====== RAW DATA ======

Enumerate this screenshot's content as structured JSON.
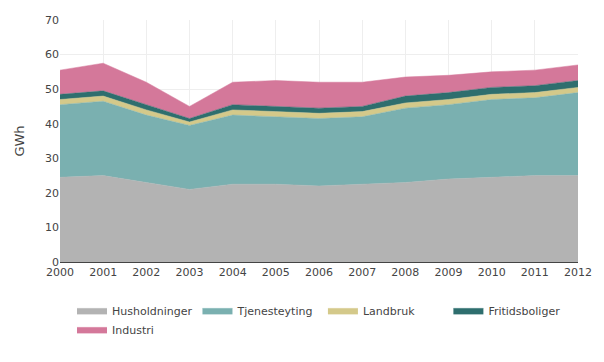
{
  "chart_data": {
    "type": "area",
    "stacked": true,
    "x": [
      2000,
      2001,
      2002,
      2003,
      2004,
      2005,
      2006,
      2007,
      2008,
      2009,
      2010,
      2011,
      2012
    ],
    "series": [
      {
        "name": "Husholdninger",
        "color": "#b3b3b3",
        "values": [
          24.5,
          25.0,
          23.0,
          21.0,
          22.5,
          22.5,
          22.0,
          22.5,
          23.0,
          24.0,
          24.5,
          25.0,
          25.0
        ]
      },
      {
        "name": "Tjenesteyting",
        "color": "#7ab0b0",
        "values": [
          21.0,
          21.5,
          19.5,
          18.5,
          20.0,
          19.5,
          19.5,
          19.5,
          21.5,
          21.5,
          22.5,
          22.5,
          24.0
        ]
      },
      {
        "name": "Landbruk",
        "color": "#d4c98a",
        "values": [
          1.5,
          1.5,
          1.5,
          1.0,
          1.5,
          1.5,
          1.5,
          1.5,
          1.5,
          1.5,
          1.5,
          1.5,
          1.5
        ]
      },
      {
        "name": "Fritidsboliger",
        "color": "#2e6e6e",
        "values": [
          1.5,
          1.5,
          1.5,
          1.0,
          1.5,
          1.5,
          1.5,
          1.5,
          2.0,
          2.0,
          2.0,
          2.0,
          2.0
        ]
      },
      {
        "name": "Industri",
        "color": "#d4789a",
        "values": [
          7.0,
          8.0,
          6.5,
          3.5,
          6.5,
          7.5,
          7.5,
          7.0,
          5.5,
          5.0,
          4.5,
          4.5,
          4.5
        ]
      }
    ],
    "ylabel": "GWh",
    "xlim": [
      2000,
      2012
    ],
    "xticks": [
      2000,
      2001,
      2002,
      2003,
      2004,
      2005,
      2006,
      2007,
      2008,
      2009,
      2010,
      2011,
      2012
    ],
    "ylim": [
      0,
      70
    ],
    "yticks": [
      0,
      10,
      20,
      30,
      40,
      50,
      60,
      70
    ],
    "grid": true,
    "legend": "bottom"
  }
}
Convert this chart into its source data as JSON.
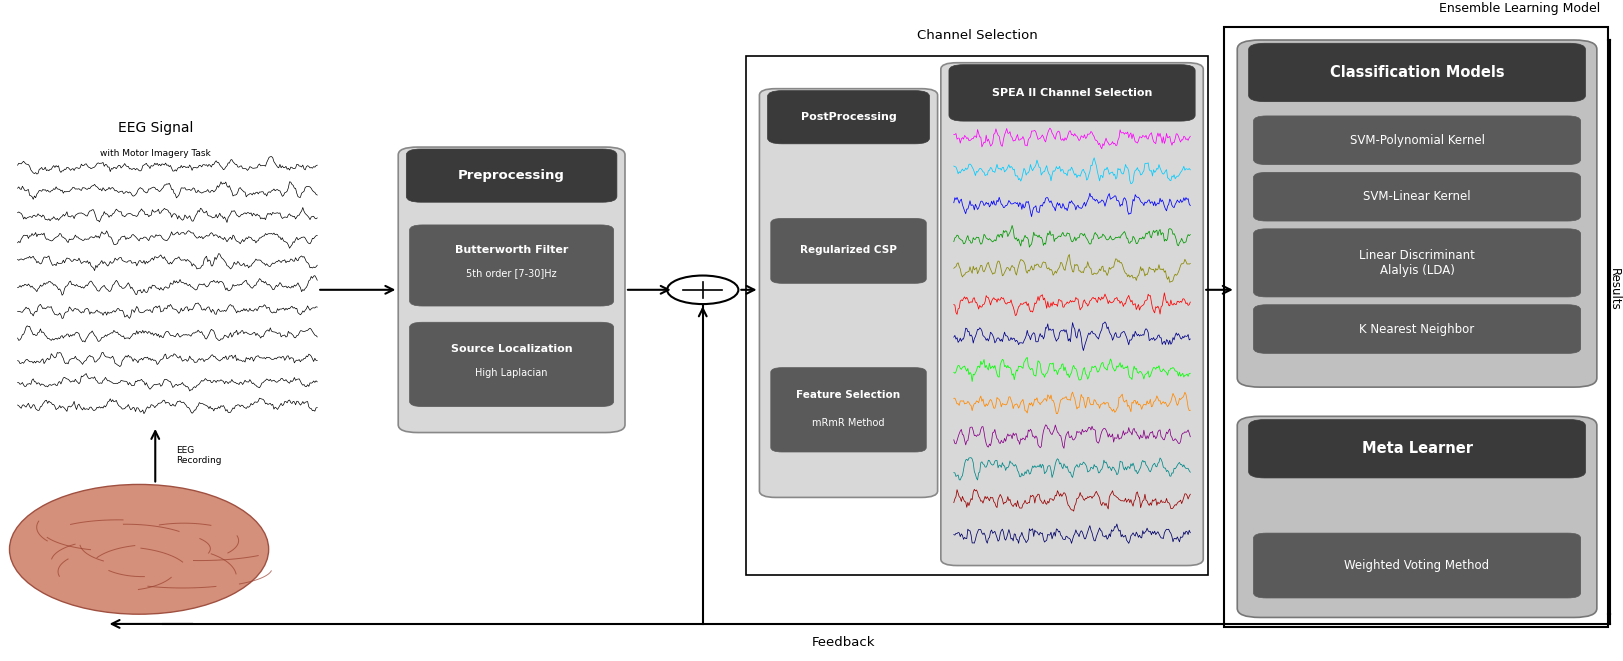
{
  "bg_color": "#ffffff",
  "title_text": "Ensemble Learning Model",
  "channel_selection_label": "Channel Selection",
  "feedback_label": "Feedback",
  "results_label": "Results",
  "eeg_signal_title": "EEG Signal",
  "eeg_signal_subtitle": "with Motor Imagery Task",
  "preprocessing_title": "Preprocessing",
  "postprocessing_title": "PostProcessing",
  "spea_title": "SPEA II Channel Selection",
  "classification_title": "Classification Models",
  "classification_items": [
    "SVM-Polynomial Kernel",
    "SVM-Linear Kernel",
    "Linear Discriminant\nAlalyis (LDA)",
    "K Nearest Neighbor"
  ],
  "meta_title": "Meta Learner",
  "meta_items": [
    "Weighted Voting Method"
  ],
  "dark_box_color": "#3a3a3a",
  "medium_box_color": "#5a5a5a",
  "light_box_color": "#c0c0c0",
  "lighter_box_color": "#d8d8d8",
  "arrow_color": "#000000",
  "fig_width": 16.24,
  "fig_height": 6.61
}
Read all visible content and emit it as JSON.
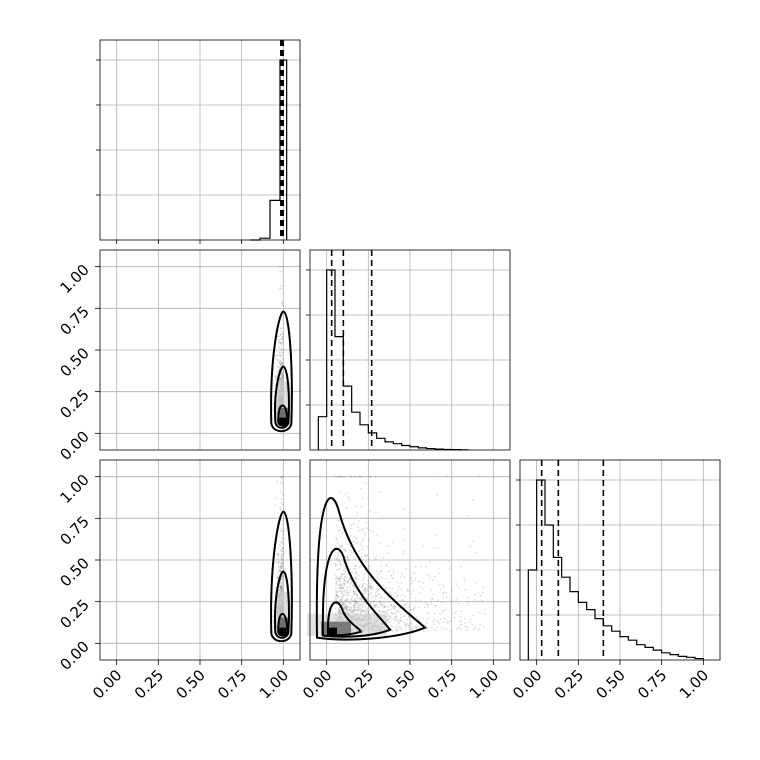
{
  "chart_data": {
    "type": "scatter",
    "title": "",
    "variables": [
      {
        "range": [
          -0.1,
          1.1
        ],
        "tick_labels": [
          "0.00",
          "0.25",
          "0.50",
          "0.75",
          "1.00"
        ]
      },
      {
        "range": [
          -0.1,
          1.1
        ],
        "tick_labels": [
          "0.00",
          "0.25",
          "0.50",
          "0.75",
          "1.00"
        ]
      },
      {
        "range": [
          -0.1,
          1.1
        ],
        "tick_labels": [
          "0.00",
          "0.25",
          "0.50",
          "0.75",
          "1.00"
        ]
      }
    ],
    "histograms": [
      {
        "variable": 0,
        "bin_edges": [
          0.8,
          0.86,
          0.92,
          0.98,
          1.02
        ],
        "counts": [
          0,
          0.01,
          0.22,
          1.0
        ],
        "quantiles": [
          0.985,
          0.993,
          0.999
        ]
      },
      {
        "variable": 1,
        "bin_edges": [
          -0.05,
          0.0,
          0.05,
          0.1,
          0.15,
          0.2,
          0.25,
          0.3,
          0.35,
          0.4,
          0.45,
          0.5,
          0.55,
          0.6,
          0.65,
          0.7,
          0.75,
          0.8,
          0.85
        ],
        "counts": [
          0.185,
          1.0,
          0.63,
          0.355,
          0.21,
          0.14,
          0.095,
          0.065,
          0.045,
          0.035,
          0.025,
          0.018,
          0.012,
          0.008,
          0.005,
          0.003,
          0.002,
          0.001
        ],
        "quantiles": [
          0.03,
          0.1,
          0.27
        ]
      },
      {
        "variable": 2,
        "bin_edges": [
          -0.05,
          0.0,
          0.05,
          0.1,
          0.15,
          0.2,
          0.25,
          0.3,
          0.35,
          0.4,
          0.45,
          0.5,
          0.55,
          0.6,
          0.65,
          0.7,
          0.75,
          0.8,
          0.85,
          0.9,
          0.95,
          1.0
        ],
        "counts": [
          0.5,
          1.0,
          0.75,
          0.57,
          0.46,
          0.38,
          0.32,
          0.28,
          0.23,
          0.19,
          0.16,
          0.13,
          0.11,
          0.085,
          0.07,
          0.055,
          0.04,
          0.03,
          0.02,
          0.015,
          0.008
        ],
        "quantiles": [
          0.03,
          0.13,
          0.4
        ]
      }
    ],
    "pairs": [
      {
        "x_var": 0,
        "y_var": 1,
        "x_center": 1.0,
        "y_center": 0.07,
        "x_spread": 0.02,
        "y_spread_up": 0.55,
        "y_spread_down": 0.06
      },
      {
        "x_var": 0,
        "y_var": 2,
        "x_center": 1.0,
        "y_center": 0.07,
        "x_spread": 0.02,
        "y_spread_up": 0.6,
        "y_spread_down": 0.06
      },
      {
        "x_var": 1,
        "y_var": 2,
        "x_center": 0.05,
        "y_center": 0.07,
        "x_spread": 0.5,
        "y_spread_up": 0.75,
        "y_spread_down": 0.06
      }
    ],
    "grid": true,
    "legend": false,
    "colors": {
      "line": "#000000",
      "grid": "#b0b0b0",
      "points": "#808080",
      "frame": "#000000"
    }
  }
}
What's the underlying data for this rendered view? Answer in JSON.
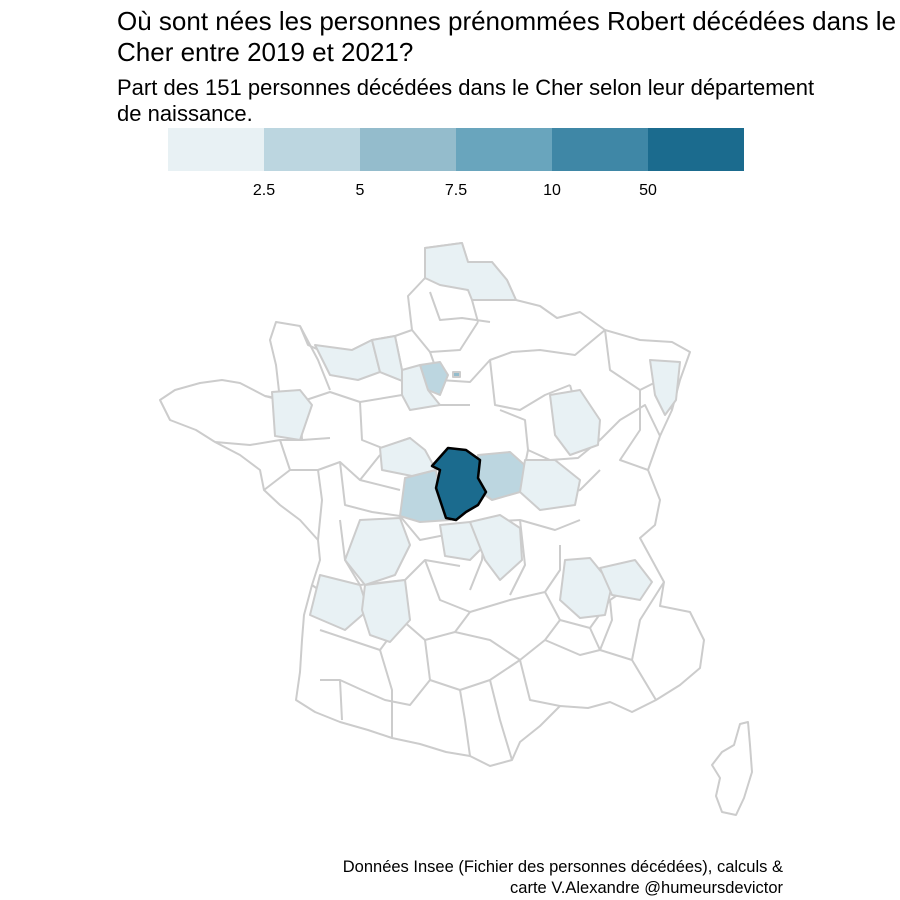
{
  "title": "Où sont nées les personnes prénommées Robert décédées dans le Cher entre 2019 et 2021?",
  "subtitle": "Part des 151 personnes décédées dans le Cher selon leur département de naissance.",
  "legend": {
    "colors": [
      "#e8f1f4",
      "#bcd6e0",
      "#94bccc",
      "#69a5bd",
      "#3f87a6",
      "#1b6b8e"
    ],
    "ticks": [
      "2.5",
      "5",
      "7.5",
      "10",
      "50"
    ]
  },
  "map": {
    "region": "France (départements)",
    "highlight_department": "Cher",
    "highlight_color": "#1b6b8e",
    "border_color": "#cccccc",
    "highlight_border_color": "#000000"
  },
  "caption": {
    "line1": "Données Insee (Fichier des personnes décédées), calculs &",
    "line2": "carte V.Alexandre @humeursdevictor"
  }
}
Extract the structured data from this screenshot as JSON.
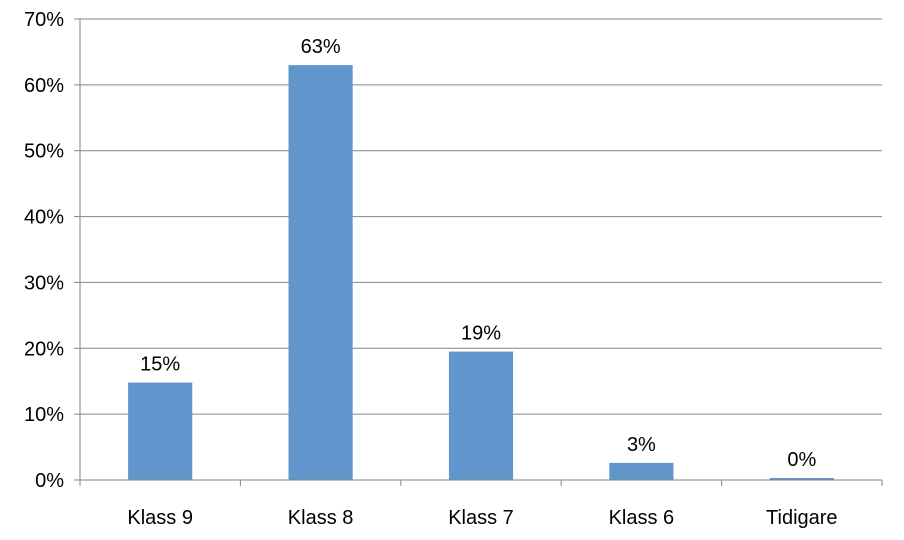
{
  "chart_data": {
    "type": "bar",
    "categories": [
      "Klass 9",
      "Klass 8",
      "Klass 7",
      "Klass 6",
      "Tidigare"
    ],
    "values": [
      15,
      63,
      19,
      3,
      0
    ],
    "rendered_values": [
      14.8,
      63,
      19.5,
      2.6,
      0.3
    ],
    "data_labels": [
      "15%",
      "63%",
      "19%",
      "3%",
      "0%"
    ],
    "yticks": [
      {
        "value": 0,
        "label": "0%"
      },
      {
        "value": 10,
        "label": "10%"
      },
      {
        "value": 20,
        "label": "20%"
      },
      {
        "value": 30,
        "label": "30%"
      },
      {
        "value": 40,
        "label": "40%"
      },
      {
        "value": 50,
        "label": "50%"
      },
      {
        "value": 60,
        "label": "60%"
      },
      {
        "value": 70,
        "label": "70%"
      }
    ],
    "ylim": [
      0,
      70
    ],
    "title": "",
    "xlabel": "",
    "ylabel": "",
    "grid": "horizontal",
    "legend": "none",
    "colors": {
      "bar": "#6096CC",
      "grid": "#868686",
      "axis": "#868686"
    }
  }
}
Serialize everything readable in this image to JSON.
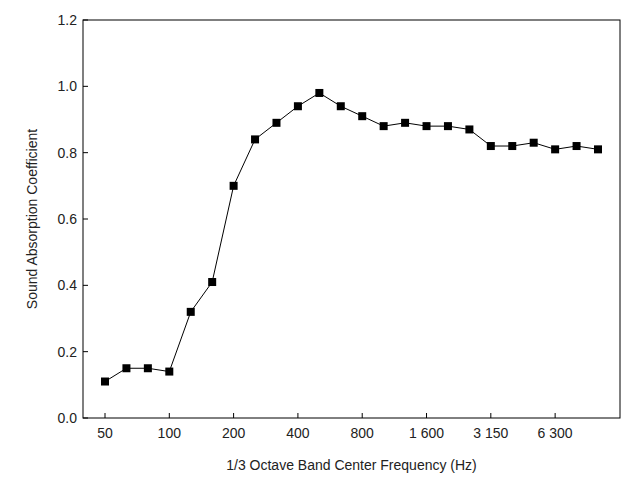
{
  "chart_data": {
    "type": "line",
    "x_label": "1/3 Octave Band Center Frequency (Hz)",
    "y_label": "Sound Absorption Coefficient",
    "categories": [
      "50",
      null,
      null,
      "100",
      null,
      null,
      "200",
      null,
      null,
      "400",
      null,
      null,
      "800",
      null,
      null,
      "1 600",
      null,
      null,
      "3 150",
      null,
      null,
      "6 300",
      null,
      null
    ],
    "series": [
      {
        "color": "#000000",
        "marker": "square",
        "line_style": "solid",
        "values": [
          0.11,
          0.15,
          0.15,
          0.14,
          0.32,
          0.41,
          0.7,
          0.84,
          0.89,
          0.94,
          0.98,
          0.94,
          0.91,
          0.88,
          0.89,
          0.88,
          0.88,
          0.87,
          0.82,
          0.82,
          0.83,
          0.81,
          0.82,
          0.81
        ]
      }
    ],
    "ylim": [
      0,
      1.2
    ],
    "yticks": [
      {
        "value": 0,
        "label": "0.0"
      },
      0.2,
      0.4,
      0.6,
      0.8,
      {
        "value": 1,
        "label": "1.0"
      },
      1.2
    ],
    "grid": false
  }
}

======

YOUR INSTRUCTIONS —
Using the entries above, find all lines with "Selection". Copy them.

TASK RESPONSE —
  "channel_selection_label": "Channel Selection",
  "spea_title": "SPEA II Channel Selection",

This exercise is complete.